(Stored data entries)
==============================
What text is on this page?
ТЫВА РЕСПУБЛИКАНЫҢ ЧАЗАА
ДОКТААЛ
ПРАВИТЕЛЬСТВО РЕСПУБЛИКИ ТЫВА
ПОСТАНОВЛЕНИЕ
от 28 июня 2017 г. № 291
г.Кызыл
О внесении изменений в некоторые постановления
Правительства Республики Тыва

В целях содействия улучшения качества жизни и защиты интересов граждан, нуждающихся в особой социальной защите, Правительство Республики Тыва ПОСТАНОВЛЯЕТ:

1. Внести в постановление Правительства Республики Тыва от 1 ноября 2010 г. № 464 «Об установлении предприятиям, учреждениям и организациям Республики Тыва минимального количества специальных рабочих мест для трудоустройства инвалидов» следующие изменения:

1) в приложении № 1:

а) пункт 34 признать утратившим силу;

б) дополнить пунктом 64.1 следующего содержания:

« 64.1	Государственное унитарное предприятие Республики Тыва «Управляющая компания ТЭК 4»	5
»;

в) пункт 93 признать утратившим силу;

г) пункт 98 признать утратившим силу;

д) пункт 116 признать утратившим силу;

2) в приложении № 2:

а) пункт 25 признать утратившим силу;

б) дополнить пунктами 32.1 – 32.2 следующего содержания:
==============================
§ **WRITTEN REQUEST**
Using the data above, reproduce every line exactly.

§ **FINISHED ANSWER**
What text is on this page?
ТЫВА РЕСПУБЛИКАНЫҢ ЧАЗАА
ДОКТААЛ
ПРАВИТЕЛЬСТВО РЕСПУБЛИКИ ТЫВА
ПОСТАНОВЛЕНИЕ
от 28 июня 2017 г. № 291
г.Кызыл
О внесении изменений в некоторые постановления
Правительства Республики Тыва

В целях содействия улучшения качества жизни и защиты интересов граждан, нуждающихся в особой социальной защите, Правительство Республики Тыва ПОСТАНОВЛЯЕТ:

1. Внести в постановление Правительства Республики Тыва от 1 ноября 2010 г. № 464 «Об установлении предприятиям, учреждениям и организациям Республики Тыва минимального количества специальных рабочих мест для трудоустройства инвалидов» следующие изменения:

1) в приложении № 1:

а) пункт 34 признать утратившим силу;

б) дополнить пунктом 64.1 следующего содержания:

« 64.1	Государственное унитарное предприятие Республики Тыва «Управляющая компания ТЭК 4»	5
»;

в) пункт 93 признать утратившим силу;

г) пункт 98 признать утратившим силу;

д) пункт 116 признать утратившим силу;

2) в приложении № 2:

а) пункт 25 признать утратившим силу;

б) дополнить пунктами 32.1 – 32.2 следующего содержания:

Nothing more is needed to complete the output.